▸ Written problem
Check each line for the string "April", then give only how many lines have it.

[Dataset items]

************

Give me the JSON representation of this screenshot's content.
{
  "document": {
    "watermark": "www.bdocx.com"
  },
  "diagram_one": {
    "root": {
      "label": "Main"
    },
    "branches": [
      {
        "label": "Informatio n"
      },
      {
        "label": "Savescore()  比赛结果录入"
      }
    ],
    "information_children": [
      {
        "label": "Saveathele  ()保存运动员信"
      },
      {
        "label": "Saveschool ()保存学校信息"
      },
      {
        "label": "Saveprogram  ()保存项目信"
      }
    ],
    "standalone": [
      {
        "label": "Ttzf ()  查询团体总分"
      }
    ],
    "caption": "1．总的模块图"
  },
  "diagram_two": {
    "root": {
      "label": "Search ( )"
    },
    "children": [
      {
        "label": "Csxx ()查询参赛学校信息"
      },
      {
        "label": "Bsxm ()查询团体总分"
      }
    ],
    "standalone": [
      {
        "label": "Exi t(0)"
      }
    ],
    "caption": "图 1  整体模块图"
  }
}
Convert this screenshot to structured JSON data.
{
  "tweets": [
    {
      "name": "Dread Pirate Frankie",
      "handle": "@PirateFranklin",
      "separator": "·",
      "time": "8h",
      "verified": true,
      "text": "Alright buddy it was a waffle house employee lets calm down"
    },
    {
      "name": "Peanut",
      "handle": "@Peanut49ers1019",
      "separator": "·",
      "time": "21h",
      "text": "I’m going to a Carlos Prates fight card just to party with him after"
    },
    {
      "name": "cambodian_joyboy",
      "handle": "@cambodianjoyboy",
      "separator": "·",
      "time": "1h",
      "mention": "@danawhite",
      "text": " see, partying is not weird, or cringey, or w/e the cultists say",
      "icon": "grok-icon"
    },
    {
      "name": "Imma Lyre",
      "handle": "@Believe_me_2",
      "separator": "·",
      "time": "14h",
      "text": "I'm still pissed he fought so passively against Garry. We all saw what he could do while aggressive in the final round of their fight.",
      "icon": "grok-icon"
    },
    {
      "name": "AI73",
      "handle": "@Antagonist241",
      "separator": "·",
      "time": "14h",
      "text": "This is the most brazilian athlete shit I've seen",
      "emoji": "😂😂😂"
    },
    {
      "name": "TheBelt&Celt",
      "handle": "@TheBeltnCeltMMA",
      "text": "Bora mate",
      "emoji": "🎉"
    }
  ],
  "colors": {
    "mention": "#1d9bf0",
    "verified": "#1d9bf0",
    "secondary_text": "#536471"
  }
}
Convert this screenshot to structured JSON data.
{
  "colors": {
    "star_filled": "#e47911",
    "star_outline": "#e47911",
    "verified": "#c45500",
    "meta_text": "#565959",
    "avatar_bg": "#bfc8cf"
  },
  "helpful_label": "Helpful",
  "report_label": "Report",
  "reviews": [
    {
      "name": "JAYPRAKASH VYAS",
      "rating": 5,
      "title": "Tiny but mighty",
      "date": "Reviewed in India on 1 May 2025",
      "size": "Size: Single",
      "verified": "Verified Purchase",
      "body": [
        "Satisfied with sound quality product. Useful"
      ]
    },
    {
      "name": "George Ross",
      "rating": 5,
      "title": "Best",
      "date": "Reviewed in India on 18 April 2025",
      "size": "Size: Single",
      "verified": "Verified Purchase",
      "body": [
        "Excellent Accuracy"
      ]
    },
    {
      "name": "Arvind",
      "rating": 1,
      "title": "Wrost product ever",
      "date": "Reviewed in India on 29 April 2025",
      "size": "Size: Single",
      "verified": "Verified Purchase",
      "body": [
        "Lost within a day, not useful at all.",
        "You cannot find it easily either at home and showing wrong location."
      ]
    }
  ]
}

************

▸ Solution below
2